== RECORD LIST ==

▼▼▼

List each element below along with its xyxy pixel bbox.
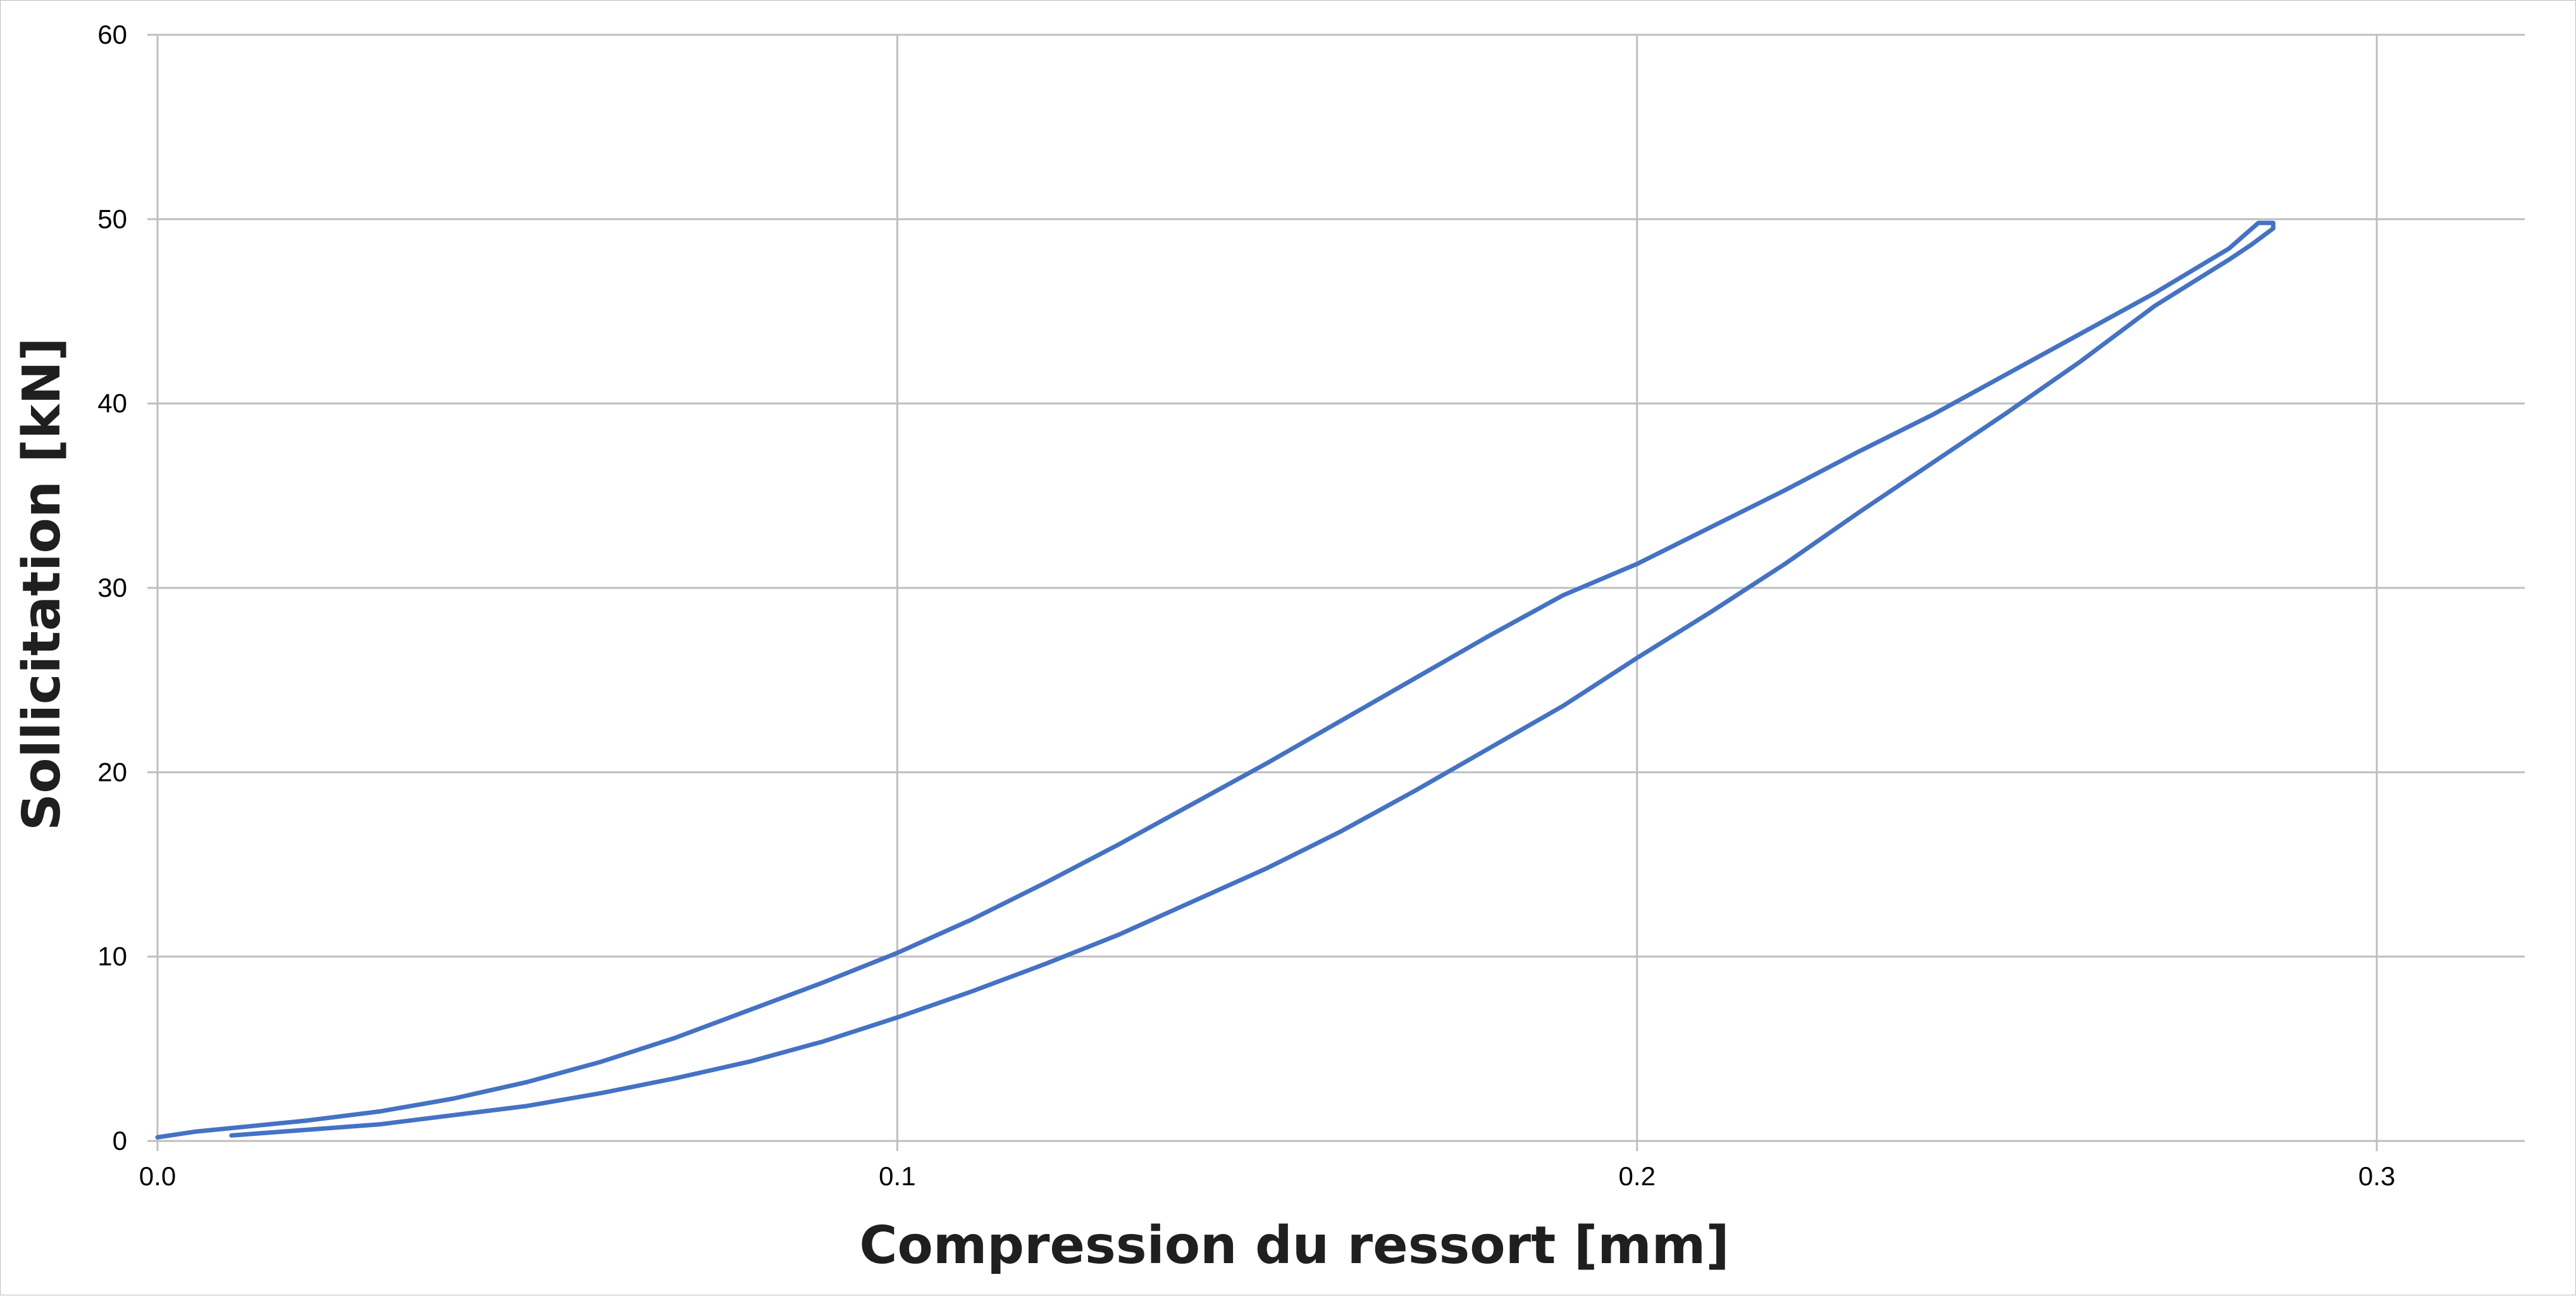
grid (158, 34, 2525, 1141)
series-layer (155, 220, 2276, 1140)
y-tick-label: 30 (97, 573, 127, 602)
y-tick-label: 60 (97, 20, 127, 49)
tick-labels: 0 10 20 30 40 50 60 0.0 0.1 0.2 0.3 (97, 20, 2395, 1191)
y-tick-label: 20 (97, 757, 127, 787)
series-line (155, 220, 2276, 1140)
y-tick-label: 0 (113, 1126, 127, 1156)
y-tick-label: 50 (97, 204, 127, 234)
x-axis-title: Compression du ressort [mm] (859, 1216, 1729, 1276)
y-tick-label: 40 (97, 389, 127, 418)
axes (147, 34, 2525, 1151)
x-tick-label: 0.2 (1619, 1161, 1656, 1191)
y-tick-label: 10 (97, 942, 127, 971)
y-axis-title: Sollicitation [kN] (12, 337, 72, 831)
x-tick-label: 0.3 (2358, 1161, 2395, 1191)
x-tick-label: 0.1 (879, 1161, 915, 1191)
x-tick-label: 0.0 (139, 1161, 176, 1191)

▲▲▲

== YOUR TASK ==
Can you print, character for character, the lines starting at the one containing "grid (158, 34, 2525, 1141)" and ending at the one containing "x-tick-label: 0.2 (1619, 1161, 1656, 1191)", with both of those lines included?

== RESPONSE BELOW ==
grid (158, 34, 2525, 1141)
series-layer (155, 220, 2276, 1140)
y-tick-label: 30 (97, 573, 127, 602)
y-tick-label: 60 (97, 20, 127, 49)
tick-labels: 0 10 20 30 40 50 60 0.0 0.1 0.2 0.3 (97, 20, 2395, 1191)
y-tick-label: 20 (97, 757, 127, 787)
series-line (155, 220, 2276, 1140)
y-tick-label: 0 (113, 1126, 127, 1156)
y-tick-label: 50 (97, 204, 127, 234)
x-axis-title: Compression du ressort [mm] (859, 1216, 1729, 1276)
y-tick-label: 40 (97, 389, 127, 418)
axes (147, 34, 2525, 1151)
x-tick-label: 0.2 (1619, 1161, 1656, 1191)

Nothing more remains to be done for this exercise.